**What is required:** Only the number is wanted: how many lines contain the word "timestamp"?

**Records for the task:**
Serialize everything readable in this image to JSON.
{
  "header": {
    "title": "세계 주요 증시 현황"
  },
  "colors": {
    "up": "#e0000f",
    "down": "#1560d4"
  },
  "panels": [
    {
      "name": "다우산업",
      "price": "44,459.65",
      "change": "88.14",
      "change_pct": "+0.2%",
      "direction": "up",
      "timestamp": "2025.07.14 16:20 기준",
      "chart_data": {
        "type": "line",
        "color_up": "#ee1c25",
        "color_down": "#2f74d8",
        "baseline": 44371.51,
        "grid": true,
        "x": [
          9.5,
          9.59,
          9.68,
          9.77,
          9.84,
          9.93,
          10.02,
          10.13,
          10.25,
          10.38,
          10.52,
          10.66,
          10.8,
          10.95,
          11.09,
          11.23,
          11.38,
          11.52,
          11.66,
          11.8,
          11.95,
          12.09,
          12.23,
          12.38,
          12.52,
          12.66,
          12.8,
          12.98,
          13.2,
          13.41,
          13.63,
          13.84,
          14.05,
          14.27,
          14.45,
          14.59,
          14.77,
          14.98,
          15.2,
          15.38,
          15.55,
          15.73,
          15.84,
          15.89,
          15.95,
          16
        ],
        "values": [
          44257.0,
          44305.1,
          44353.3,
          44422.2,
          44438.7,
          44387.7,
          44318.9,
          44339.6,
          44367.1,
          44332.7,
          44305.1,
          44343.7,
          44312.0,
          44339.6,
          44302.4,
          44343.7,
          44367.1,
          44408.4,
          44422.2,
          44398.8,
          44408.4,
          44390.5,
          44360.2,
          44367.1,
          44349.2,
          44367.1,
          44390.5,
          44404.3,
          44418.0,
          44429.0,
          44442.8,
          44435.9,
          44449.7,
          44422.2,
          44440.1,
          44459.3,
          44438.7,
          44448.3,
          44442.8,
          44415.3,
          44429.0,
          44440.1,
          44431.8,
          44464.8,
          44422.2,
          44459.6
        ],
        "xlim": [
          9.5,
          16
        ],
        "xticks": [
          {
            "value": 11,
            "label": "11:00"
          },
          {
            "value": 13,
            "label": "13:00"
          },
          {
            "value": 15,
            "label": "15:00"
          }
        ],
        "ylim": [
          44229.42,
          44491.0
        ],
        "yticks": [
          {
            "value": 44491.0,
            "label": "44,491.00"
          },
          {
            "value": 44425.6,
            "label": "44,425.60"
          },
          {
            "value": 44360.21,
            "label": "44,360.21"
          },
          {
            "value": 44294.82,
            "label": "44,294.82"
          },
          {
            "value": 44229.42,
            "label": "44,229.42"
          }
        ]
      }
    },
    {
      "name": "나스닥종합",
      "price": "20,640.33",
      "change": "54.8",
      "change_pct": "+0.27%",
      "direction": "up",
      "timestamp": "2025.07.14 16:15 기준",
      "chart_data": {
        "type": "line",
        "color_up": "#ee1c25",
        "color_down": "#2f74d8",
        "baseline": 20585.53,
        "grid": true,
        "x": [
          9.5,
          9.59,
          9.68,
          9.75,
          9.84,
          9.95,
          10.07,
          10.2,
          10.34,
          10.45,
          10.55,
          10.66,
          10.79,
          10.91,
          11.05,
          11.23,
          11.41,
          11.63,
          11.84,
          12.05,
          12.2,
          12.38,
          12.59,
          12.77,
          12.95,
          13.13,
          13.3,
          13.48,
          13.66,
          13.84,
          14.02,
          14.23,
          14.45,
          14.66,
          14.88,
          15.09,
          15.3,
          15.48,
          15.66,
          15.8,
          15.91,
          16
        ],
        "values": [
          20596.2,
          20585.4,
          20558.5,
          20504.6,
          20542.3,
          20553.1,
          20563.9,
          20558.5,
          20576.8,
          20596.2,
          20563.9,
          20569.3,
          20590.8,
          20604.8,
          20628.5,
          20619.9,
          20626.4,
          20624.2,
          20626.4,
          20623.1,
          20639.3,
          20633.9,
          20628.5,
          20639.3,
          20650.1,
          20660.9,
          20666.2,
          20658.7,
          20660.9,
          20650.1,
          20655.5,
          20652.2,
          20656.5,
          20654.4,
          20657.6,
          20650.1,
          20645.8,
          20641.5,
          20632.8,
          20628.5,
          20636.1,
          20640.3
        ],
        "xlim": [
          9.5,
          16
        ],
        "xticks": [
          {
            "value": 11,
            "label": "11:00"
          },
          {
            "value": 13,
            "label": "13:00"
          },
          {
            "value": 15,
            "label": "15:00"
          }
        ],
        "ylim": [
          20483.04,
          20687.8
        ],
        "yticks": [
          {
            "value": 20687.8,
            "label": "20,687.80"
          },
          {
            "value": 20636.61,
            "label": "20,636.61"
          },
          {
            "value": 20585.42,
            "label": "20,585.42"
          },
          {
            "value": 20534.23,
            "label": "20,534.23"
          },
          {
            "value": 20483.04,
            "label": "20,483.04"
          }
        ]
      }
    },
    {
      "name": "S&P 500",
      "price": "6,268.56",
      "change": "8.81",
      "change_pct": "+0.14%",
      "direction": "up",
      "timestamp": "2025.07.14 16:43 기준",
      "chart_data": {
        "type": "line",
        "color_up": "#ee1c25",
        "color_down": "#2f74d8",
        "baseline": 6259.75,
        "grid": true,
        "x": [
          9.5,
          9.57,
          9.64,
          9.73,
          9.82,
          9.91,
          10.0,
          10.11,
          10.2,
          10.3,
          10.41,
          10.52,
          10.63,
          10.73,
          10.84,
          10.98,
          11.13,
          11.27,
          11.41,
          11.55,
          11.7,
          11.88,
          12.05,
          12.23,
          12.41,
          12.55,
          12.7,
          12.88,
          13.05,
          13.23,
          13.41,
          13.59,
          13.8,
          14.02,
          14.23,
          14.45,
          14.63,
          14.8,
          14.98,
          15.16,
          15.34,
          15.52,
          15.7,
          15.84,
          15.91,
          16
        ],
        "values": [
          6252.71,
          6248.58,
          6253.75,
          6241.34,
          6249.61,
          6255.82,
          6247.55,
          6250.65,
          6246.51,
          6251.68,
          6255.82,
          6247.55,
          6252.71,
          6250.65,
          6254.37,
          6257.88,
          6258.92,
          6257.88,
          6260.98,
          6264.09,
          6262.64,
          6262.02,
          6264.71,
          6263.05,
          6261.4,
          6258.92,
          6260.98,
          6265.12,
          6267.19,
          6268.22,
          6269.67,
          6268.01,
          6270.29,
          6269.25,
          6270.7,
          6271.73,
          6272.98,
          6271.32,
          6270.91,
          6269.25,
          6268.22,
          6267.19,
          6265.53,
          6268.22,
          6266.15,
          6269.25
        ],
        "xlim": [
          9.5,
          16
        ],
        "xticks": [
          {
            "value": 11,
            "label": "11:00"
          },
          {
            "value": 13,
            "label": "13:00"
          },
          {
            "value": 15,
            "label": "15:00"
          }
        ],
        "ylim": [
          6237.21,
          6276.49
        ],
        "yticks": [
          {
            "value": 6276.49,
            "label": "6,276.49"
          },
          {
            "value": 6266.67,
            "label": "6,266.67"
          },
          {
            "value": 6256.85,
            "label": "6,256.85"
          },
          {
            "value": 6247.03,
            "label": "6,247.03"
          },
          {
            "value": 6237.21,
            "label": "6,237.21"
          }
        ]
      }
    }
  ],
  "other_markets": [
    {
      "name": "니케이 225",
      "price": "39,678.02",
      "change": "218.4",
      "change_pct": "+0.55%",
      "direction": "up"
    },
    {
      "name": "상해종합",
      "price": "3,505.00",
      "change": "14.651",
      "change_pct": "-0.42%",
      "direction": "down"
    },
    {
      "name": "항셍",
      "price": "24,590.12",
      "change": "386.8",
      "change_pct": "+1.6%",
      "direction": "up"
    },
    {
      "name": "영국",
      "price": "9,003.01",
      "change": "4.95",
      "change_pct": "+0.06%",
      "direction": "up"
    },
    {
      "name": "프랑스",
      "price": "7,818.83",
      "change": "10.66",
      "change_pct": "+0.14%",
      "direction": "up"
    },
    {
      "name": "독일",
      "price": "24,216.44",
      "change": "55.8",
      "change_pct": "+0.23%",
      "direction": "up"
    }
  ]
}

**Answer below:** 3